We use coordinates \((z=x^1+ix^2,\bar{z}=x^1-ix^2,x^3)\) on \({\mathbb R}^3={{\mathbb {C}}}\times {{\mathbb {R}}}\) in which the Euclidean metric is

$$\begin{aligned} g=\left[ \begin{matrix} 0 &{}{\textstyle {\frac{1}{2}}} &{} 0 \\ {\textstyle {\frac{1}{2}}} &{} 0 &{} 0 \\ 0 &{}0 &{} 1 \end{matrix}\right] . \end{aligned}$$

For any surface given by \(x^3=f(x^1,x^2)=f(z,\bar{z})\), the unit normal is easily found to be

$$\begin{aligned} \hat{N}&=-\frac{2\partial _{\bar{z}}f}{[1+4|\partial _zf|^2]^{\scriptstyle {\frac{1}{2}}}}\frac{\partial }{\partial z}-\frac{2\partial _zf}{[1+4|\partial _zf|^2]^{\scriptstyle {\frac{1}{2}}}}\frac{\partial }{\partial \bar{z}}+\frac{1}{[1+4|\partial _zf|^2]^{\scriptstyle {\frac{1}{2}}}}\frac{\partial }{\partial x^3}\\&=\frac{2\xi }{1+\xi \bar{\xi }}\frac{\partial }{\partial z}+\frac{2\bar{\xi }}{1+\xi \bar{\xi }}\frac{\partial }{\partial \bar{z}}+\frac{1-\xi \bar{\xi }}{1+\xi \bar{\xi }}\frac{\partial }{\partial x^3}, \end{aligned}$$

where the last equality identifies any unit vector in \({\mathbb R}^3\) with its complex coordinate \(\xi \) on the unit \({{\mathbb {S}}}^2\).

> **DATASET RECORDS**:

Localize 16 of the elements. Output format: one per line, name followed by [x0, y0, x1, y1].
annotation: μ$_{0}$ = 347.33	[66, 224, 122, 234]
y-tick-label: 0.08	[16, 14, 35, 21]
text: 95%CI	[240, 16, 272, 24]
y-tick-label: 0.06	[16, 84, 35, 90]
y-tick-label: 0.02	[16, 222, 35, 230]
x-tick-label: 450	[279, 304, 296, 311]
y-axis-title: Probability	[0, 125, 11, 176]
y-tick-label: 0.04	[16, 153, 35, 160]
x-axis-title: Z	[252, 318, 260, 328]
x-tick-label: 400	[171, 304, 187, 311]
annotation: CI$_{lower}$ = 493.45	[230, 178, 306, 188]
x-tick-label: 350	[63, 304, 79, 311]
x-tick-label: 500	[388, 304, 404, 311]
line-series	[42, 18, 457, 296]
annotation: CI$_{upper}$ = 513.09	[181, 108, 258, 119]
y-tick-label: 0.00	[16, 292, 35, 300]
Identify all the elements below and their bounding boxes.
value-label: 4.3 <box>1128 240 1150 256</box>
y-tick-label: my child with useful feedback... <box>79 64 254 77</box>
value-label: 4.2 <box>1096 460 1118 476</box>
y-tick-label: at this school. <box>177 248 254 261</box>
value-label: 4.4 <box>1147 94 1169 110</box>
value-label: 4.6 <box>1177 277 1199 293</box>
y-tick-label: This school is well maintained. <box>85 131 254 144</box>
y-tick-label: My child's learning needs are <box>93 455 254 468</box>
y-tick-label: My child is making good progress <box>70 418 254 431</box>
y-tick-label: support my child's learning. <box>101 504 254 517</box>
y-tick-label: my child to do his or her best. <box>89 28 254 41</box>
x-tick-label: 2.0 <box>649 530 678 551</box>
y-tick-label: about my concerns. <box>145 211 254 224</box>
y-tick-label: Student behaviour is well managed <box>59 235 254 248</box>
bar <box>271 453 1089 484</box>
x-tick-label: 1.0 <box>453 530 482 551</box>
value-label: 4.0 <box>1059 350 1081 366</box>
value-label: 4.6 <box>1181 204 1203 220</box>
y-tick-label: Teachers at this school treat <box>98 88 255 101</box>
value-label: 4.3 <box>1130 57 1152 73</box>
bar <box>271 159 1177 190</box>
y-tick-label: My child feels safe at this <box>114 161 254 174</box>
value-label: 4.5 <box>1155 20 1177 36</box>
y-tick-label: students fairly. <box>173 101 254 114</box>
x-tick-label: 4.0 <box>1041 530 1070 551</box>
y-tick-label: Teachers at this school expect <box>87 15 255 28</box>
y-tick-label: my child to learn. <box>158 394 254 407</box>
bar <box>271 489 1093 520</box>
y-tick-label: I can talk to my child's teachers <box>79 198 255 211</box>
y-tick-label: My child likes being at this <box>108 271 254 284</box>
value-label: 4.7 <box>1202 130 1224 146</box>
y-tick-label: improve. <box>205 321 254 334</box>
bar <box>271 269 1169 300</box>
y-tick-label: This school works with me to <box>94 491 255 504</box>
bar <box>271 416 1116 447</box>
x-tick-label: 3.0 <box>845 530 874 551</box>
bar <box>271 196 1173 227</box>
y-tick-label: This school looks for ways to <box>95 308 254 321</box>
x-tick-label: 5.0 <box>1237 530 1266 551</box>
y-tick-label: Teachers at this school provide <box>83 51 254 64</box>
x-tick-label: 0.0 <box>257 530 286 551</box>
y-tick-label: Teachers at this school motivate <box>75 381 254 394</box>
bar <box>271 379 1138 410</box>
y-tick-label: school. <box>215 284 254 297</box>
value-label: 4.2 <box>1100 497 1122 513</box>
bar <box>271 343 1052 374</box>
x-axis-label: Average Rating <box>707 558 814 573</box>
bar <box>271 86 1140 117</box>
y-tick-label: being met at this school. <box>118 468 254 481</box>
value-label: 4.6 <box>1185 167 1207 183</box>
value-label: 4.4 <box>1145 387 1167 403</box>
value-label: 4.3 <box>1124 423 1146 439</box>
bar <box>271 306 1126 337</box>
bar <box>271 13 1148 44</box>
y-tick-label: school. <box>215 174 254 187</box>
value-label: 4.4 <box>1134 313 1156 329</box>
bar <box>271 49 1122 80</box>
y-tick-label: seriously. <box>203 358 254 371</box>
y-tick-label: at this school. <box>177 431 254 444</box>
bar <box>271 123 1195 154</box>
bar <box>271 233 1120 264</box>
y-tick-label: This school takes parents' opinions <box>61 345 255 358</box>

> **EXERCISE 1**:
Please say whether each statement agrees with the excerpt on complex coordinates. For each, answer yes or no and quote the deciding words from that excerpt.
(a) The unit normal of the surface is described as hard to find.
(b) The metric written in the new coordinates is the Euclidean metric.
(c) The last equality identifies a unit vector with a complex coordinate.
> **EXERCISE 2**: Write a continuation of the excerpt on complex coordinates, starting after its last sentence.

> **TASK RESULT 1**:
(a) No: "the unit normal is easily found to be"
(b) Yes: "in which the Euclidean metric is"
(c) Yes: "where the last equality identifies any unit vector in"

> **TASK RESULT 2**:
This proves Eq. (2), and Eq. (8) is just a rearrangement of this relation.

Note how the image of the Gauss map approaches the equator \(|\xi |=1\) at exactly the points where the slope of the function blows up.

Equation (9) follows from substituting the expression (8) for \(\xi \) into the incidence relationship for points and lines:

$$\begin{aligned} \eta ={\textstyle {\frac{1}{2}}}\left( x^1+ix^2-2x^3\xi -(x^1-ix^2)\xi ^2\right) ={\textstyle {\frac{1}{2}}}\left( z-2f\xi -\bar{z}\xi ^2\right) . \end{aligned}$$

Finally, the support function in Eq. (7) is easily found to solve Eq. (6). \(\square \)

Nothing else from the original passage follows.